» **Required task**: Repeat each line of the material below exactly as it appears, minus any pictures.

» **Material to process**:
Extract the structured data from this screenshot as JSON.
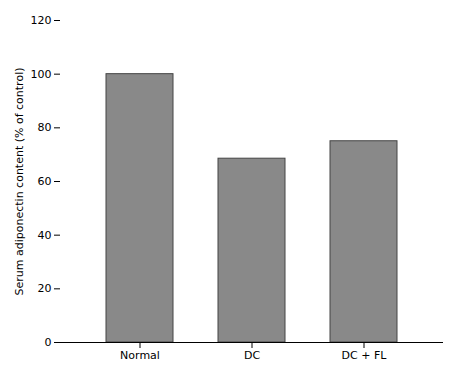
{
  "chart_data": {
    "type": "bar",
    "categories": [
      "Normal",
      "DC",
      "DC + FL"
    ],
    "values": [
      100,
      68.5,
      75.0
    ],
    "color": "#898989",
    "ylabel": "Serum adiponectin content (% of control)",
    "ylim": [
      0,
      120
    ],
    "yticks": [
      0,
      20,
      40,
      60,
      80,
      100,
      120
    ],
    "grid": false
  }
}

» **Response**:
Extract the structured data from this screenshot as JSON.
{
  "chart_data": {
    "type": "bar",
    "categories": [
      "Normal",
      "DC",
      "DC + FL"
    ],
    "values": [
      100,
      68.5,
      75.0
    ],
    "color": "#898989",
    "ylabel": "Serum adiponectin content (% of control)",
    "ylim": [
      0,
      120
    ],
    "yticks": [
      0,
      20,
      40,
      60,
      80,
      100,
      120
    ],
    "grid": false
  }
}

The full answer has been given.